Records to use:
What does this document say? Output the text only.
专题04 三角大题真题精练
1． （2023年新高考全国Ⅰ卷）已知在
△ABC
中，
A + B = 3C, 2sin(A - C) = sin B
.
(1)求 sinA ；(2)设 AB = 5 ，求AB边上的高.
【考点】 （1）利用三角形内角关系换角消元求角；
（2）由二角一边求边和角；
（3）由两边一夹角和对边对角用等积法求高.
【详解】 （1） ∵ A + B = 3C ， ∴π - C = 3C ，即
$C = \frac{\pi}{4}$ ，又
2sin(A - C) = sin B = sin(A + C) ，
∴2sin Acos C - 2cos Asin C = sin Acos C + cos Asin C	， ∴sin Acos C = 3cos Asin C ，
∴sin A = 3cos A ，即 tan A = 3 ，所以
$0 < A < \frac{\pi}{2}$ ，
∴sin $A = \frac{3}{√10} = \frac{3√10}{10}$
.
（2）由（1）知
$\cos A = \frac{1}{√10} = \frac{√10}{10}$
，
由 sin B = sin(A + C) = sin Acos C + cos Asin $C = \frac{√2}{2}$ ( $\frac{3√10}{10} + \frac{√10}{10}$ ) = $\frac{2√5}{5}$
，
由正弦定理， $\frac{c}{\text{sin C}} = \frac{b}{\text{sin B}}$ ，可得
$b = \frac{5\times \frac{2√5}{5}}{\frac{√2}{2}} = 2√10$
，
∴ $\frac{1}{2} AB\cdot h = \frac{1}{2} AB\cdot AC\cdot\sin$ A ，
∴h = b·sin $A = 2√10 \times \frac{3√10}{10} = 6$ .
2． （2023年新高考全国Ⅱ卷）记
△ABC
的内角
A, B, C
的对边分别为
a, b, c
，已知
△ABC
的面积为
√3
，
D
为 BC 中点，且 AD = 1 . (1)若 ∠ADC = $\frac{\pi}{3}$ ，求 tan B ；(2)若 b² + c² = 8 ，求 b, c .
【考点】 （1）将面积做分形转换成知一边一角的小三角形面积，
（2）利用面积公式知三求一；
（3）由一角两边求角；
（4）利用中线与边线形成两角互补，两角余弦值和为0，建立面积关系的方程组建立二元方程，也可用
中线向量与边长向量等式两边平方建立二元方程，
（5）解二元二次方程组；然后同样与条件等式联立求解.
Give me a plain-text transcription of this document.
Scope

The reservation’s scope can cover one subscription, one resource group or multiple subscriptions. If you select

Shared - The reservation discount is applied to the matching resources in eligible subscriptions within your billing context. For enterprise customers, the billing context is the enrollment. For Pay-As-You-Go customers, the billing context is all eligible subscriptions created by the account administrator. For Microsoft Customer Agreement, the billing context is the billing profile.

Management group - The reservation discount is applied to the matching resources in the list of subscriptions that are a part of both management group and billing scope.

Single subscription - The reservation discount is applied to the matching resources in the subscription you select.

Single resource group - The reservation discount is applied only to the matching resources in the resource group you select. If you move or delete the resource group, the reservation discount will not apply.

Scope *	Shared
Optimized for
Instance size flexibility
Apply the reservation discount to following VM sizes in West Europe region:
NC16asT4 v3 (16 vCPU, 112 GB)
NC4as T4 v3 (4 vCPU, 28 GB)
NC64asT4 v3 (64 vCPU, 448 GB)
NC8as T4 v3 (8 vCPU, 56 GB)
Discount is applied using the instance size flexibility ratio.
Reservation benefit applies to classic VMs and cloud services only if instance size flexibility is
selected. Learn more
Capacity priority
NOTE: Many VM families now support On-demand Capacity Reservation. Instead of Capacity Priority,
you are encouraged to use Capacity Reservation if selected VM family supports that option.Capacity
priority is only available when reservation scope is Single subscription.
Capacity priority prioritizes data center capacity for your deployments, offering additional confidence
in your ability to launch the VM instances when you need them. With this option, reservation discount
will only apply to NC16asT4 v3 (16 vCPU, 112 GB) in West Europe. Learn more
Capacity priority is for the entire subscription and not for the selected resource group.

Directions:
Repeat the material above exactly.

Correct response:
What does this document say? Output the text only.
专题04 三角大题真题精练
1． （2023年新高考全国Ⅰ卷）已知在
△ABC
中，
A + B = 3C, 2sin(A - C) = sin B
.
(1)求 sinA ；(2)设 AB = 5 ，求AB边上的高.
【考点】 （1）利用三角形内角关系换角消元求角；
（2）由二角一边求边和角；
（3）由两边一夹角和对边对角用等积法求高.
【详解】 （1） ∵ A + B = 3C ， ∴π - C = 3C ，即
$C = \frac{\pi}{4}$ ，又
2sin(A - C) = sin B = sin(A + C) ，
∴2sin Acos C - 2cos Asin C = sin Acos C + cos Asin C	， ∴sin Acos C = 3cos Asin C ，
∴sin A = 3cos A ，即 tan A = 3 ，所以
$0 < A < \frac{\pi}{2}$ ，
∴sin $A = \frac{3}{√10} = \frac{3√10}{10}$
.
（2）由（1）知
$\cos A = \frac{1}{√10} = \frac{√10}{10}$
，
由 sin B = sin(A + C) = sin Acos C + cos Asin $C = \frac{√2}{2}$ ( $\frac{3√10}{10} + \frac{√10}{10}$ ) = $\frac{2√5}{5}$
，
由正弦定理， $\frac{c}{\text{sin C}} = \frac{b}{\text{sin B}}$ ，可得
$b = \frac{5\times \frac{2√5}{5}}{\frac{√2}{2}} = 2√10$
，
∴ $\frac{1}{2} AB\cdot h = \frac{1}{2} AB\cdot AC\cdot\sin$ A ，
∴h = b·sin $A = 2√10 \times \frac{3√10}{10} = 6$ .
2． （2023年新高考全国Ⅱ卷）记
△ABC
的内角
A, B, C
的对边分别为
a, b, c
，已知
△ABC
的面积为
√3
，
D
为 BC 中点，且 AD = 1 . (1)若 ∠ADC = $\frac{\pi}{3}$ ，求 tan B ；(2)若 b² + c² = 8 ，求 b, c .
【考点】 （1）将面积做分形转换成知一边一角的小三角形面积，
（2）利用面积公式知三求一；
（3）由一角两边求角；
（4）利用中线与边线形成两角互补，两角余弦值和为0，建立面积关系的方程组建立二元方程，也可用
中线向量与边长向量等式两边平方建立二元方程，
（5）解二元二次方程组；然后同样与条件等式联立求解.
Give me a plain-text transcription of this document.
Scope

The reservation’s scope can cover one subscription, one resource group or multiple subscriptions. If you select

Shared - The reservation discount is applied to the matching resources in eligible subscriptions within your billing context. For enterprise customers, the billing context is the enrollment. For Pay-As-You-Go customers, the billing context is all eligible subscriptions created by the account administrator. For Microsoft Customer Agreement, the billing context is the billing profile.

Management group - The reservation discount is applied to the matching resources in the list of subscriptions that are a part of both management group and billing scope.

Single subscription - The reservation discount is applied to the matching resources in the subscription you select.

Single resource group - The reservation discount is applied only to the matching resources in the resource group you select. If you move or delete the resource group, the reservation discount will not apply.

Scope *	Shared
Optimized for
Instance size flexibility
Apply the reservation discount to following VM sizes in West Europe region:
NC16asT4 v3 (16 vCPU, 112 GB)
NC4as T4 v3 (4 vCPU, 28 GB)
NC64asT4 v3 (64 vCPU, 448 GB)
NC8as T4 v3 (8 vCPU, 56 GB)
Discount is applied using the instance size flexibility ratio.
Reservation benefit applies to classic VMs and cloud services only if instance size flexibility is
selected. Learn more
Capacity priority
NOTE: Many VM families now support On-demand Capacity Reservation. Instead of Capacity Priority,
you are encouraged to use Capacity Reservation if selected VM family supports that option.Capacity
priority is only available when reservation scope is Single subscription.
Capacity priority prioritizes data center capacity for your deployments, offering additional confidence
in your ability to launch the VM instances when you need them. With this option, reservation discount
will only apply to NC16asT4 v3 (16 vCPU, 112 GB) in West Europe. Learn more
Capacity priority is for the entire subscription and not for the selected resource group.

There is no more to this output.